Problem requirements
Output the records. Match them exactly.

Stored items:

====================

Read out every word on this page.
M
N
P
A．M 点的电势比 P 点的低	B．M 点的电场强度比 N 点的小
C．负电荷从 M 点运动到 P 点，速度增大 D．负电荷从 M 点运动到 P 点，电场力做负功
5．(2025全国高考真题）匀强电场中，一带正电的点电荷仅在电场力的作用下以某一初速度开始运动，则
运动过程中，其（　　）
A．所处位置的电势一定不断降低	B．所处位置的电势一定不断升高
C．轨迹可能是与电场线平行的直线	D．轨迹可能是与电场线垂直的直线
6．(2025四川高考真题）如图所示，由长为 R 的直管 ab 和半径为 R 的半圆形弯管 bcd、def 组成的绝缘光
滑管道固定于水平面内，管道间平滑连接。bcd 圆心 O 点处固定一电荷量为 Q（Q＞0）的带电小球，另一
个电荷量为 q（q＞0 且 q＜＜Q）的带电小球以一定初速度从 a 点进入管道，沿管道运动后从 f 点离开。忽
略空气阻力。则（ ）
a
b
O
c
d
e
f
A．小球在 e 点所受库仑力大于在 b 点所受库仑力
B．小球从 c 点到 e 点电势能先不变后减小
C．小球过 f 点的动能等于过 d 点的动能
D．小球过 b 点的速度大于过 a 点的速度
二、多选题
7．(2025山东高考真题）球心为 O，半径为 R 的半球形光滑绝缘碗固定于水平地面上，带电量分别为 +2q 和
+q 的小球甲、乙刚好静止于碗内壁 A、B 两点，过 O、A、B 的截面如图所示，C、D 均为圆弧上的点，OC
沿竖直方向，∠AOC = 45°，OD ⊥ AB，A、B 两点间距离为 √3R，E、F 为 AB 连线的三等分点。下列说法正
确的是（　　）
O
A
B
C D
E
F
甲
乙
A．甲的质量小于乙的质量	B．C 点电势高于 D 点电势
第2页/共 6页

====================

Task output
Read out every word on this page.
M
N
P
A．M 点的电势比 P 点的低	B．M 点的电场强度比 N 点的小
C．负电荷从 M 点运动到 P 点，速度增大 D．负电荷从 M 点运动到 P 点，电场力做负功
5．(2025全国高考真题）匀强电场中，一带正电的点电荷仅在电场力的作用下以某一初速度开始运动，则
运动过程中，其（　　）
A．所处位置的电势一定不断降低	B．所处位置的电势一定不断升高
C．轨迹可能是与电场线平行的直线	D．轨迹可能是与电场线垂直的直线
6．(2025四川高考真题）如图所示，由长为 R 的直管 ab 和半径为 R 的半圆形弯管 bcd、def 组成的绝缘光
滑管道固定于水平面内，管道间平滑连接。bcd 圆心 O 点处固定一电荷量为 Q（Q＞0）的带电小球，另一
个电荷量为 q（q＞0 且 q＜＜Q）的带电小球以一定初速度从 a 点进入管道，沿管道运动后从 f 点离开。忽
略空气阻力。则（ ）
a
b
O
c
d
e
f
A．小球在 e 点所受库仑力大于在 b 点所受库仑力
B．小球从 c 点到 e 点电势能先不变后减小
C．小球过 f 点的动能等于过 d 点的动能
D．小球过 b 点的速度大于过 a 点的速度
二、多选题
7．(2025山东高考真题）球心为 O，半径为 R 的半球形光滑绝缘碗固定于水平地面上，带电量分别为 +2q 和
+q 的小球甲、乙刚好静止于碗内壁 A、B 两点，过 O、A、B 的截面如图所示，C、D 均为圆弧上的点，OC
沿竖直方向，∠AOC = 45°，OD ⊥ AB，A、B 两点间距离为 √3R，E、F 为 AB 连线的三等分点。下列说法正
确的是（　　）
O
A
B
C D
E
F
甲
乙
A．甲的质量小于乙的质量	B．C 点电势高于 D 点电势
第2页/共 6页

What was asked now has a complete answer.